▸ Work to complete
Your task is to print all of the material verbatim.

▸ Data rows
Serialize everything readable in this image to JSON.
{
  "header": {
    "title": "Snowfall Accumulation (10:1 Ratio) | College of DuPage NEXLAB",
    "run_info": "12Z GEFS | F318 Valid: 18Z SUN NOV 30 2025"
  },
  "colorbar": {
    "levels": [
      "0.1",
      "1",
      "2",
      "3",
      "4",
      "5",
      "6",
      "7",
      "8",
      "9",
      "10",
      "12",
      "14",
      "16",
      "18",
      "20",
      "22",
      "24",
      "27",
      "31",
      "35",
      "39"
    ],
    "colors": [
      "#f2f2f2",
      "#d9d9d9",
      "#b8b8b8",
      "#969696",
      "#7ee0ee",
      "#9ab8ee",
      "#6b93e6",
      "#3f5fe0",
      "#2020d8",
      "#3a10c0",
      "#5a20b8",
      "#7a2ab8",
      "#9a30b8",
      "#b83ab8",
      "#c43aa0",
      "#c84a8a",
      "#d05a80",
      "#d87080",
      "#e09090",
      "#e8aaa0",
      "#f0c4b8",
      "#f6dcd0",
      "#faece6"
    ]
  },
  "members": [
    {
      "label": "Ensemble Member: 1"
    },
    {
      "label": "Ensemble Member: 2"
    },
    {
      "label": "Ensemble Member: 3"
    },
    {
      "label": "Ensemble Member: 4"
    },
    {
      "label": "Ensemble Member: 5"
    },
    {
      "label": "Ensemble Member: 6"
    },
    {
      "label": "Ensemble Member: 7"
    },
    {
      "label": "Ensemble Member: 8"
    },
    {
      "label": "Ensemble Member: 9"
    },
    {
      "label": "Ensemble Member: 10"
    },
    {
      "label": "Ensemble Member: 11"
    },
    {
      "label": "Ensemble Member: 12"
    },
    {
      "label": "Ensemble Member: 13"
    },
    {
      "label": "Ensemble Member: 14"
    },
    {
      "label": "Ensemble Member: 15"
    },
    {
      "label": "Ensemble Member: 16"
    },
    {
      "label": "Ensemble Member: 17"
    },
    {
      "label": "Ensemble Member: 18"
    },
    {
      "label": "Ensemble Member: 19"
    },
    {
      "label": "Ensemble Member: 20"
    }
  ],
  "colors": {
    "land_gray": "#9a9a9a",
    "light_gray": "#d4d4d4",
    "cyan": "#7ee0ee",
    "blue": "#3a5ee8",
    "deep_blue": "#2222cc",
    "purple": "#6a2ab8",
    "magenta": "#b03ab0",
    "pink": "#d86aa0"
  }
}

▸ Answer to this exercise
Serialize everything readable in this image to JSON.
{
  "header": {
    "title": "Snowfall Accumulation (10:1 Ratio) | College of DuPage NEXLAB",
    "run_info": "12Z GEFS | F318 Valid: 18Z SUN NOV 30 2025"
  },
  "colorbar": {
    "levels": [
      "0.1",
      "1",
      "2",
      "3",
      "4",
      "5",
      "6",
      "7",
      "8",
      "9",
      "10",
      "12",
      "14",
      "16",
      "18",
      "20",
      "22",
      "24",
      "27",
      "31",
      "35",
      "39"
    ],
    "colors": [
      "#f2f2f2",
      "#d9d9d9",
      "#b8b8b8",
      "#969696",
      "#7ee0ee",
      "#9ab8ee",
      "#6b93e6",
      "#3f5fe0",
      "#2020d8",
      "#3a10c0",
      "#5a20b8",
      "#7a2ab8",
      "#9a30b8",
      "#b83ab8",
      "#c43aa0",
      "#c84a8a",
      "#d05a80",
      "#d87080",
      "#e09090",
      "#e8aaa0",
      "#f0c4b8",
      "#f6dcd0",
      "#faece6"
    ]
  },
  "members": [
    {
      "label": "Ensemble Member: 1"
    },
    {
      "label": "Ensemble Member: 2"
    },
    {
      "label": "Ensemble Member: 3"
    },
    {
      "label": "Ensemble Member: 4"
    },
    {
      "label": "Ensemble Member: 5"
    },
    {
      "label": "Ensemble Member: 6"
    },
    {
      "label": "Ensemble Member: 7"
    },
    {
      "label": "Ensemble Member: 8"
    },
    {
      "label": "Ensemble Member: 9"
    },
    {
      "label": "Ensemble Member: 10"
    },
    {
      "label": "Ensemble Member: 11"
    },
    {
      "label": "Ensemble Member: 12"
    },
    {
      "label": "Ensemble Member: 13"
    },
    {
      "label": "Ensemble Member: 14"
    },
    {
      "label": "Ensemble Member: 15"
    },
    {
      "label": "Ensemble Member: 16"
    },
    {
      "label": "Ensemble Member: 17"
    },
    {
      "label": "Ensemble Member: 18"
    },
    {
      "label": "Ensemble Member: 19"
    },
    {
      "label": "Ensemble Member: 20"
    }
  ],
  "colors": {
    "land_gray": "#9a9a9a",
    "light_gray": "#d4d4d4",
    "cyan": "#7ee0ee",
    "blue": "#3a5ee8",
    "deep_blue": "#2222cc",
    "purple": "#6a2ab8",
    "magenta": "#b03ab0",
    "pink": "#d86aa0"
  }
}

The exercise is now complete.